Task to carry out:
Filter the records below and copy every line containing the word "title".

Recorded data:

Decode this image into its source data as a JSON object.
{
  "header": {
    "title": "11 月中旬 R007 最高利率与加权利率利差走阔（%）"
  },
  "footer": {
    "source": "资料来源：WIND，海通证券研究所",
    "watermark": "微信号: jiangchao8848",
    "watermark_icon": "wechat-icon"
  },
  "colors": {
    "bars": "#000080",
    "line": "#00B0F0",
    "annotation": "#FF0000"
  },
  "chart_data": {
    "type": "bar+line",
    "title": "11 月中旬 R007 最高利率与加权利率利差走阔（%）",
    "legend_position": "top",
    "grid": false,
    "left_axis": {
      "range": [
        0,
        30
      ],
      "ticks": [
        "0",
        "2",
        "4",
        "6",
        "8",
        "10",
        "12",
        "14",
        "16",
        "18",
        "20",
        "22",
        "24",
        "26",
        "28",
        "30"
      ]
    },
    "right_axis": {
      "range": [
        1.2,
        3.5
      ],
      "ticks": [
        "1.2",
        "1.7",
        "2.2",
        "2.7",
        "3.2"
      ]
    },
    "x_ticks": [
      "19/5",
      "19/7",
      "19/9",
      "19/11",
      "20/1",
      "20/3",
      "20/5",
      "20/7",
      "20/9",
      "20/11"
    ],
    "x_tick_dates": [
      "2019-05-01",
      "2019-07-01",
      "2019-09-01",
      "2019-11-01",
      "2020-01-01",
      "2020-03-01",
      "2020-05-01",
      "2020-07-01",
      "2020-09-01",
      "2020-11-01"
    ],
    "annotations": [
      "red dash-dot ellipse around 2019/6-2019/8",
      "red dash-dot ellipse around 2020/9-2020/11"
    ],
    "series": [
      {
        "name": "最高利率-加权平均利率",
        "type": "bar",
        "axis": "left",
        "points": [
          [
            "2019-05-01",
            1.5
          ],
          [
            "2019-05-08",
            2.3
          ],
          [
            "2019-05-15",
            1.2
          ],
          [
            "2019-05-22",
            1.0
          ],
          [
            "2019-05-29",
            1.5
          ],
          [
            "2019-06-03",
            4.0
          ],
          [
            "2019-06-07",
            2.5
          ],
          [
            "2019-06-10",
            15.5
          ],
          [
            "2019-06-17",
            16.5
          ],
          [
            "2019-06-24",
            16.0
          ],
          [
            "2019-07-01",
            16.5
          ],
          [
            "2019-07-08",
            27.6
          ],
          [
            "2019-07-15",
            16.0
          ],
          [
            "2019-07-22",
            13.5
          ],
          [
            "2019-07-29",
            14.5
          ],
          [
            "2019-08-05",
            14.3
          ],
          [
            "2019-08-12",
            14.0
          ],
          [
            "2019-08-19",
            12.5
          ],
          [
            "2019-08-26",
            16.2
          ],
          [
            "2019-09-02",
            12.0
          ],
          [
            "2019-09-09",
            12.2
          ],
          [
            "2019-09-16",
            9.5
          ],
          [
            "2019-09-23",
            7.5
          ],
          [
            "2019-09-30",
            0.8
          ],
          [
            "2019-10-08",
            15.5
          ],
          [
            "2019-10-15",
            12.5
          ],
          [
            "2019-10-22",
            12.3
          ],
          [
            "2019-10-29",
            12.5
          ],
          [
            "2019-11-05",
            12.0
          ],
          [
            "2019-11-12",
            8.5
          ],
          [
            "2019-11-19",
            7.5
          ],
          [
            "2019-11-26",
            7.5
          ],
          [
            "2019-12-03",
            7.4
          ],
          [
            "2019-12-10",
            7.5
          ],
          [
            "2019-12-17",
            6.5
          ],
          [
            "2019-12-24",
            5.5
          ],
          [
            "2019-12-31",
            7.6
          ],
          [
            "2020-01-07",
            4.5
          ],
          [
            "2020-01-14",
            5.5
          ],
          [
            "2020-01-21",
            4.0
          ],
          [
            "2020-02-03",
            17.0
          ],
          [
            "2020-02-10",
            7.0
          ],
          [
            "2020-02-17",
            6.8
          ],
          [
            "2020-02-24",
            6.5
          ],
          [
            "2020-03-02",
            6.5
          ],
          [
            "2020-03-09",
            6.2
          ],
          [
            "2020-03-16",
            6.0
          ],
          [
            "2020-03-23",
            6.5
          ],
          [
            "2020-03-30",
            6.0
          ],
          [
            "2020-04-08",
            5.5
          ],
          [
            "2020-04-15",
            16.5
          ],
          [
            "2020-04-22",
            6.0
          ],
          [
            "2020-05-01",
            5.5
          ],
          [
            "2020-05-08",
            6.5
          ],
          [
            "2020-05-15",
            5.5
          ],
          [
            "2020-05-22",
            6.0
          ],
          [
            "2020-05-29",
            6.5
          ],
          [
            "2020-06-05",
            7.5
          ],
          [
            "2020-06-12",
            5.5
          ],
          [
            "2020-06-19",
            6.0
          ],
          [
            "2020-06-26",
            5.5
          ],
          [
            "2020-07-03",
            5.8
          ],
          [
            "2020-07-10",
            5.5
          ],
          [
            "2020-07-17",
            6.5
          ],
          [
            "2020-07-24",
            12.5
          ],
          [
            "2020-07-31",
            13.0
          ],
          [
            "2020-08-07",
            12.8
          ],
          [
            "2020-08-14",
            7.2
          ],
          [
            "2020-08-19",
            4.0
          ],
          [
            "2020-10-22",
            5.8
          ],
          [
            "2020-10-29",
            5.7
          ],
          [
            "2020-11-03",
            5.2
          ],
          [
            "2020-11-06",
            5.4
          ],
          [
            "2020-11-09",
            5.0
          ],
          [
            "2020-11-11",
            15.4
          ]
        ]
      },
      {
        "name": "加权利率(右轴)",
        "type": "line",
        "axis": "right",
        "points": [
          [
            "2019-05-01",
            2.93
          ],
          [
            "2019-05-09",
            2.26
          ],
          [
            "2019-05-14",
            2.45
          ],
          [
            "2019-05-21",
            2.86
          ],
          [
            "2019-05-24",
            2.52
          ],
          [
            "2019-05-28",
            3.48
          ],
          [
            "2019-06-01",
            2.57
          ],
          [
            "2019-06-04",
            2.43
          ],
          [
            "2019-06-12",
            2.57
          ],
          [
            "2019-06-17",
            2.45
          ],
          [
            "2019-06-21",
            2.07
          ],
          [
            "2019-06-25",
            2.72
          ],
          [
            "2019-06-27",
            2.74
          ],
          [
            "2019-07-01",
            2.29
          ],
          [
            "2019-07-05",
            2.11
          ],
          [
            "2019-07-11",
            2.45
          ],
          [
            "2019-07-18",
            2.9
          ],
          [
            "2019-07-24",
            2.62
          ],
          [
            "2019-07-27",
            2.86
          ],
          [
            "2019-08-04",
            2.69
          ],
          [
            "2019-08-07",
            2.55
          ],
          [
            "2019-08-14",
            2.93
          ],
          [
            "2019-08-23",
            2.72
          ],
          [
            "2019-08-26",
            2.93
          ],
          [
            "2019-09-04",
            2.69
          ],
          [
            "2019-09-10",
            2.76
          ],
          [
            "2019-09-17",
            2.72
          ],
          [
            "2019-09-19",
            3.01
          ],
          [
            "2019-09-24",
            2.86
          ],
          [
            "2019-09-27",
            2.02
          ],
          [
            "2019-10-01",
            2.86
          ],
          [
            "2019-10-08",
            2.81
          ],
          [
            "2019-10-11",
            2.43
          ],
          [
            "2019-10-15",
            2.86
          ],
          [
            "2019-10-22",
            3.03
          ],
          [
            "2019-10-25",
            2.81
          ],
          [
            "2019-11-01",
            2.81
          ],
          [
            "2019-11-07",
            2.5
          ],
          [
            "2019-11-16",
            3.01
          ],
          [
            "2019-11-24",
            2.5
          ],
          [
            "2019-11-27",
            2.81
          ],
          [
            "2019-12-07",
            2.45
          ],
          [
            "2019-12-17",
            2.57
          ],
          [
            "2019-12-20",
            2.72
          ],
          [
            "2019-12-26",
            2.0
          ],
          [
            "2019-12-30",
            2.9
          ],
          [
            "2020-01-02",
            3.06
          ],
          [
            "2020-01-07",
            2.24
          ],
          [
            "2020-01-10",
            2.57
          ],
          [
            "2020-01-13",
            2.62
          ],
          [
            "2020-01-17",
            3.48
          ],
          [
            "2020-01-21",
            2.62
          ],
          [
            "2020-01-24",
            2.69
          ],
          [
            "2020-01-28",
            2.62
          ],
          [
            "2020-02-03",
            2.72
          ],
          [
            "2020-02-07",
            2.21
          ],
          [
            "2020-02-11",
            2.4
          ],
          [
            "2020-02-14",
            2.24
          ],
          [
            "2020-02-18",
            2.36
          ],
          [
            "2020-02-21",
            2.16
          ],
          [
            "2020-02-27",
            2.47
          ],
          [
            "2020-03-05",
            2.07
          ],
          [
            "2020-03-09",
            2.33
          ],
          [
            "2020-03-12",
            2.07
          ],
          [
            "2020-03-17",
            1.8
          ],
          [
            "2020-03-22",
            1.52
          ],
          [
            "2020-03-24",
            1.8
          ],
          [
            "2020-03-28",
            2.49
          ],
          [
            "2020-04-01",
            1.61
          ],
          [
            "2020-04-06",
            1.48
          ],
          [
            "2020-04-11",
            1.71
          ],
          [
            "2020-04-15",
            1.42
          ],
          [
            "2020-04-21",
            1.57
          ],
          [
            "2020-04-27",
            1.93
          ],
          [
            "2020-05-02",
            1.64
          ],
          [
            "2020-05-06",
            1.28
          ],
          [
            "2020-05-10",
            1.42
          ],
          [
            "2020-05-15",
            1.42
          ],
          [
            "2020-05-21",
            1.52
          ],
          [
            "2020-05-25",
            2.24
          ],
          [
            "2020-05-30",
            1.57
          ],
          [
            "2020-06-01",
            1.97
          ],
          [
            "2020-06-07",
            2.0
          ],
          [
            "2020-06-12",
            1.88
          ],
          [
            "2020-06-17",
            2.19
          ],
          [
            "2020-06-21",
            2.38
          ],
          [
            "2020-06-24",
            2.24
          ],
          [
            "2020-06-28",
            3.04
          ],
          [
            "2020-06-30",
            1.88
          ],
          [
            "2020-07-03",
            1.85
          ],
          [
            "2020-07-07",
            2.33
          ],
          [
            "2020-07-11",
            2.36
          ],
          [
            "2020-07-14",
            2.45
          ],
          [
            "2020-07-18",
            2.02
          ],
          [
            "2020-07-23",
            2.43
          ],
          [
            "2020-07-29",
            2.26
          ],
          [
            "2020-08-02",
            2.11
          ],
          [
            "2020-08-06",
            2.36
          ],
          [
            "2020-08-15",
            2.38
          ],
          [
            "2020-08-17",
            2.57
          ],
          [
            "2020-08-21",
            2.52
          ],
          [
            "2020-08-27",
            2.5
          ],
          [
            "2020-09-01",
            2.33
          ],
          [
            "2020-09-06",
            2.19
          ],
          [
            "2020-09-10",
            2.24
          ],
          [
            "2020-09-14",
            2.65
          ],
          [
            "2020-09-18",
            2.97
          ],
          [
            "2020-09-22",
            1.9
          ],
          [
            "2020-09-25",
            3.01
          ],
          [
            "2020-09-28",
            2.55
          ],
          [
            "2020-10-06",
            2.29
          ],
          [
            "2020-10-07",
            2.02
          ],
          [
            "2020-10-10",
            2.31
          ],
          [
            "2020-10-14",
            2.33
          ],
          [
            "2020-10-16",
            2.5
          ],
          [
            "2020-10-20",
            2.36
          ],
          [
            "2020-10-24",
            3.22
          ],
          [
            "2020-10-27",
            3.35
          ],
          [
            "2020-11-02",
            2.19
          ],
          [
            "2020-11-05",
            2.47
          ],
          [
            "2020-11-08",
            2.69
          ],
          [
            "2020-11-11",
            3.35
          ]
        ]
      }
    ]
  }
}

Task answer:
    "title": "11 月中旬 R007 最高利率与加权利率利差走阔（%）"
    "title": "11 月中旬 R007 最高利率与加权利率利差走阔（%）",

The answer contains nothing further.